* **WRITTEN EXERCISE 1**
In the food production text below, swap "boost" for "raise" and write out the part between "In addition to" and "of yield gains.", inclusive.

* **TEXT TO READ**
Course 2: Increase Food Production without Expanding Agricultural Land (Synthesis)
In addition to the demand-reduction measures addressed in Course 1, the world must boost the output of food on existing agricultural land. To approach the goal of net-zero expansion of agricultural land, under realistic scenarios, improvements in crop and pasture productivity must exceed historical rates of yield gains.
Assessing the Challenge of Agricultural Land Expansion
The single most important need for a sustainable food future is boosting the natural resource efficiency of agriculture, that is, producing more food per hectare, per animal, per kilogram of fertilizer, and per liter of water. Such productivity gains reduce both the need for additional land and the emissions from production processes. Without the large crop and livestock productivity gains built into our baseline (based roughly on trends since 1961), land conversion would be five times greater by 2050 and GHG emissions would be more than double the level projected in our baseline (Figure 9).
In some mitigation analyses, including reports by the Intergovernmental Panel on Climate Change (IPCC), agricultural productivity gains are barely mentioned, for reasons that are unclear. Even under our baseline projection, with its large increases in crop and livestock yields, we project that agricultural land will expand by 593 Mha to meet expected food demand. Unless projected growth in demand for food can be moderated, to avoid land expansion both crop yields and pasture-raised livestock yields will have to grow even faster between 2010 and 2050 than they grew in previous decades.

Data lines

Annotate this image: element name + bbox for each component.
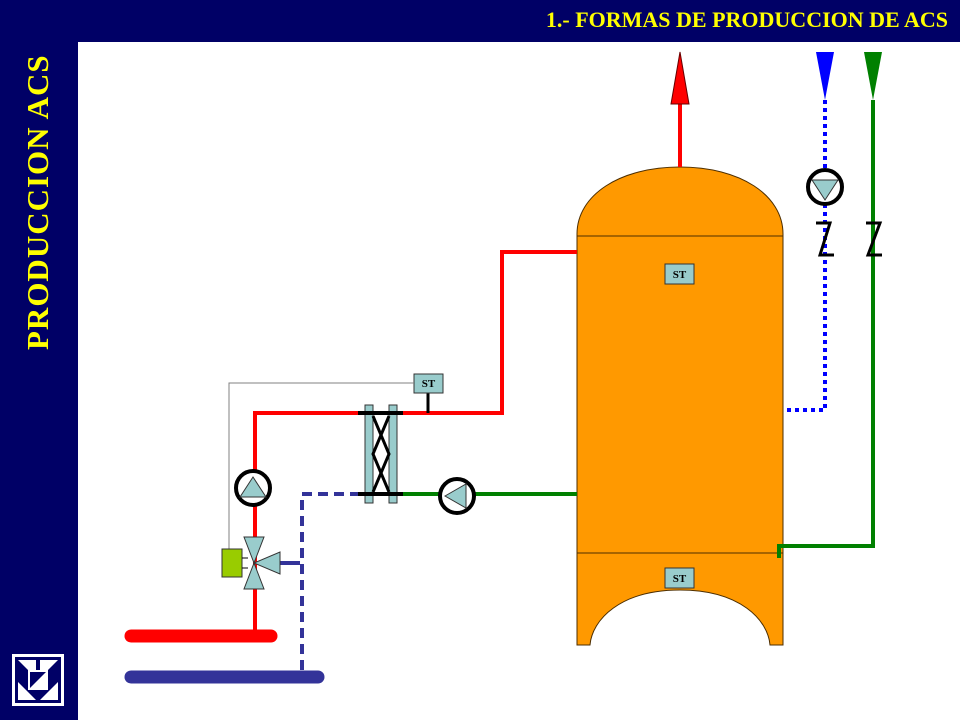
sidebar-band: PRODUCCION ACS xyxy=(0,0,78,720)
plate-heat-exchanger xyxy=(358,404,403,504)
cold-inlet-arrow xyxy=(816,52,834,100)
tank-top-sensor-label: ST xyxy=(673,269,687,281)
cold-supply-pipe xyxy=(785,100,827,412)
control-signal-line xyxy=(228,382,414,560)
recirculation-pipe xyxy=(777,100,875,558)
tank-bottom-sensor-label: ST xyxy=(673,573,687,585)
tank-top-sensor xyxy=(664,263,695,285)
hot-outlet-arrow xyxy=(670,51,690,105)
tank-bottom-sensor xyxy=(664,567,695,589)
three-way-valve-icon xyxy=(243,536,281,590)
check-valve-cold xyxy=(816,221,834,257)
exchanger-to-tank-hot-pipe xyxy=(403,250,577,415)
exchanger-sensor-label: ST xyxy=(422,378,436,390)
check-valve-recirculation xyxy=(865,221,883,257)
page-title: 1.- FORMAS DE PRODUCCION DE ACS xyxy=(545,7,948,32)
storage-tank xyxy=(576,166,784,646)
valve-actuator xyxy=(221,548,243,578)
primary-return-pipe xyxy=(300,492,360,676)
company-logo xyxy=(12,654,64,706)
recirculation-arrow xyxy=(864,52,882,100)
primary-hot-pipe xyxy=(253,411,360,632)
header-band: 1.- FORMAS DE PRODUCCION DE ACS xyxy=(78,0,960,42)
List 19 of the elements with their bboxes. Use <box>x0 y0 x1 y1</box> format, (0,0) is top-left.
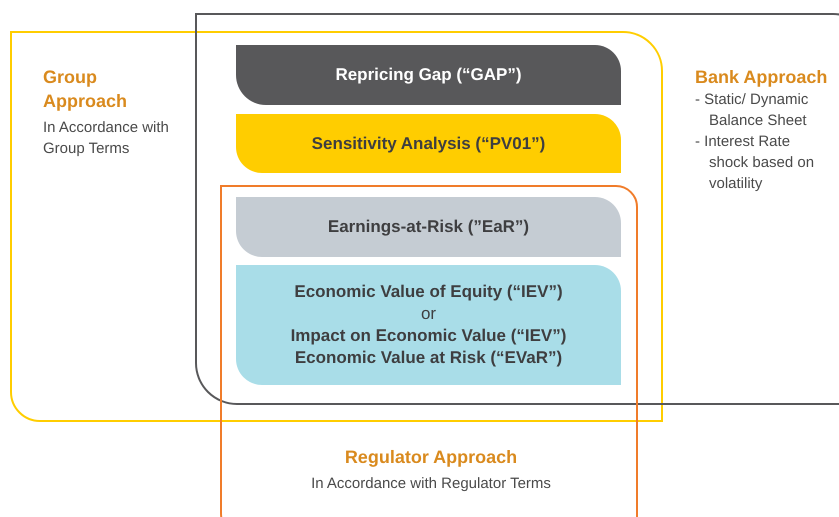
method-bar <box>236 197 621 257</box>
panel-text: In Accordance with Regulator Terms <box>310 474 552 494</box>
panel-heading: Group Approach <box>43 66 128 113</box>
method-bar <box>236 114 621 173</box>
method-label: Earnings-at-Risk (”EaR”) <box>328 216 530 238</box>
approach-panel <box>10 31 663 422</box>
panel-heading: Bank Approach <box>695 66 828 89</box>
method-label: or <box>420 303 436 325</box>
method-label: Repricing Gap (“GAP”) <box>335 64 522 86</box>
panel-heading: Regulator Approach <box>344 446 518 469</box>
method-label: Impact on Economic Value (“IEV”) <box>290 325 566 347</box>
panel-text: In Accordance with Group Terms <box>43 118 170 159</box>
method-label: Economic Value of Equity (“IEV”) <box>294 281 563 303</box>
method-bar <box>236 265 621 385</box>
method-label: Sensitivity Analysis (“PV01”) <box>312 132 546 154</box>
method-bar <box>236 45 621 105</box>
panel-text: - Static/ Dynamic Balance Sheet <box>695 90 810 131</box>
method-label: Economic Value at Risk (“EVaR”) <box>294 347 562 369</box>
panel-text: - Interest Rate shock based on volatility <box>695 132 816 194</box>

* **WRITTEN EXERCISE 2**
Repeat the records above between their start and the line holding "List 19 of the", inclusive, without changing anything. Leave the pictures out of your answer.

* **EXPECTED OUTPUT 1**
In addition to the demand-reduction measures addressed in Course 1, the world must raise the output of food on existing agricultural land. To approach the goal of net-zero expansion of agricultural land, under realistic scenarios, improvements in crop and pasture productivity must exceed historical rates of yield gains.

* **EXPECTED OUTPUT 2**
Annotate this image: element name + bbox for each component.
sidebar-band: PRODUCCION ACS xyxy=(0,0,78,720)
plate-heat-exchanger xyxy=(358,404,403,504)
cold-inlet-arrow xyxy=(816,52,834,100)
tank-top-sensor-label: ST xyxy=(673,269,687,281)
cold-supply-pipe xyxy=(785,100,827,412)
control-signal-line xyxy=(228,382,414,560)
recirculation-pipe xyxy=(777,100,875,558)
tank-bottom-sensor-label: ST xyxy=(673,573,687,585)
tank-top-sensor xyxy=(664,263,695,285)
hot-outlet-arrow xyxy=(670,51,690,105)
tank-bottom-sensor xyxy=(664,567,695,589)
three-way-valve-icon xyxy=(243,536,281,590)
check-valve-cold xyxy=(816,221,834,257)
exchanger-to-tank-hot-pipe xyxy=(403,250,577,415)
exchanger-sensor-label: ST xyxy=(422,378,436,390)
check-valve-recirculation xyxy=(865,221,883,257)
page-title: 1.- FORMAS DE PRODUCCION DE ACS xyxy=(545,7,948,32)
storage-tank xyxy=(576,166,784,646)
valve-actuator xyxy=(221,548,243,578)
primary-return-pipe xyxy=(300,492,360,676)
company-logo xyxy=(12,654,64,706)
recirculation-arrow xyxy=(864,52,882,100)
primary-hot-pipe xyxy=(253,411,360,632)
header-band: 1.- FORMAS DE PRODUCCION DE ACS xyxy=(78,0,960,42)
List 19 of the elements with their bboxes. Use <box>x0 y0 x1 y1</box> format, (0,0) is top-left.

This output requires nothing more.